#### GIVEN INSTRUCTION
Using the material that follows, identify and copy each line with the string "title".

begin SUPPLIED INFORMATION

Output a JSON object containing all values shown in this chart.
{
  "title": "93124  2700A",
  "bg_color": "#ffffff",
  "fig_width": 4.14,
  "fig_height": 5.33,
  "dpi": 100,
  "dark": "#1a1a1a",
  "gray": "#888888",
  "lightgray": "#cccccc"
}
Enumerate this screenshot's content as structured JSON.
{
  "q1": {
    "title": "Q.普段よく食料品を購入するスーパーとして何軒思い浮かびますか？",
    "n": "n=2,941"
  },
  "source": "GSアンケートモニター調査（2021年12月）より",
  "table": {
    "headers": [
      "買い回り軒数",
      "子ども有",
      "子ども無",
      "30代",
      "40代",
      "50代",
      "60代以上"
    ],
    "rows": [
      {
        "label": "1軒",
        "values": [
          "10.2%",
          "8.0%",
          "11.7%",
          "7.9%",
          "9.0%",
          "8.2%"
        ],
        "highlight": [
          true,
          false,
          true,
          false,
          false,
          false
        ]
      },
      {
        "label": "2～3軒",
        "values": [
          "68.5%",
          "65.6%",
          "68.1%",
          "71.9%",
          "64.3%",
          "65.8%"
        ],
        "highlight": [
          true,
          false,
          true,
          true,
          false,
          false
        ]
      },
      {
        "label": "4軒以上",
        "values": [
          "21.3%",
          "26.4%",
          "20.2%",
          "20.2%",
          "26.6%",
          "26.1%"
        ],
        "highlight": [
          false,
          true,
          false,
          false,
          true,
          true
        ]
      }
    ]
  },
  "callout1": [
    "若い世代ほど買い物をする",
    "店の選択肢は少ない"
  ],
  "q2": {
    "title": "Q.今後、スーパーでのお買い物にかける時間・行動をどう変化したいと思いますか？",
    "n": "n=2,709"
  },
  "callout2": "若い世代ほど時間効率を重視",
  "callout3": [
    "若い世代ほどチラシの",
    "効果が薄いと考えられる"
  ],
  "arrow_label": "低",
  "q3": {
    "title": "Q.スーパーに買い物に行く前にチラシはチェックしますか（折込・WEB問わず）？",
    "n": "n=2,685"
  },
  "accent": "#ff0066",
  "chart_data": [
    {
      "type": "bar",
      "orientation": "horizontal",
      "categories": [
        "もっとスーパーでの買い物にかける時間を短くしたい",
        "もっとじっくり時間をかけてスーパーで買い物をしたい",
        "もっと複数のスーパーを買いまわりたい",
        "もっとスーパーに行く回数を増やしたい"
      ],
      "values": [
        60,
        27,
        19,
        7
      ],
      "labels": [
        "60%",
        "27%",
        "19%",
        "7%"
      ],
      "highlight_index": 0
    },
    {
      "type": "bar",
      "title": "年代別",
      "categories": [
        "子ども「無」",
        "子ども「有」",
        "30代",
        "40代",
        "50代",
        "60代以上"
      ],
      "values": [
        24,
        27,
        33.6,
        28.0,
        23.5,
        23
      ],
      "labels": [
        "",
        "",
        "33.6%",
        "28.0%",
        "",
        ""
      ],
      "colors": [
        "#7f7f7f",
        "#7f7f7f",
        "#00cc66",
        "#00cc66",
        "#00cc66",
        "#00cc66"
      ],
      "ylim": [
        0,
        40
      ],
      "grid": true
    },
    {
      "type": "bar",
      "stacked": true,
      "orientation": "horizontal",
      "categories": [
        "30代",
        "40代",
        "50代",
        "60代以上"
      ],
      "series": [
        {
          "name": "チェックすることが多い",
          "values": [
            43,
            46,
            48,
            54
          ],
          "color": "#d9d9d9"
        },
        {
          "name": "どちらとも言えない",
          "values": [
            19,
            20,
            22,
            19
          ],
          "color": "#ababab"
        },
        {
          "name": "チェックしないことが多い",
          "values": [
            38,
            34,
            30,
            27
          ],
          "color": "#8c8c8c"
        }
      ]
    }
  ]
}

end SUPPLIED INFORMATION

#### CORRECT RESPONSE
  "title": "93124  2700A",
    "title": "Q.普段よく食料品を購入するスーパーとして何軒思い浮かびますか？",
    "title": "Q.今後、スーパーでのお買い物にかける時間・行動をどう変化したいと思いますか？",
    "title": "Q.スーパーに買い物に行く前にチラシはチェックしますか（折込・WEB問わず）？",
      "title": "年代別",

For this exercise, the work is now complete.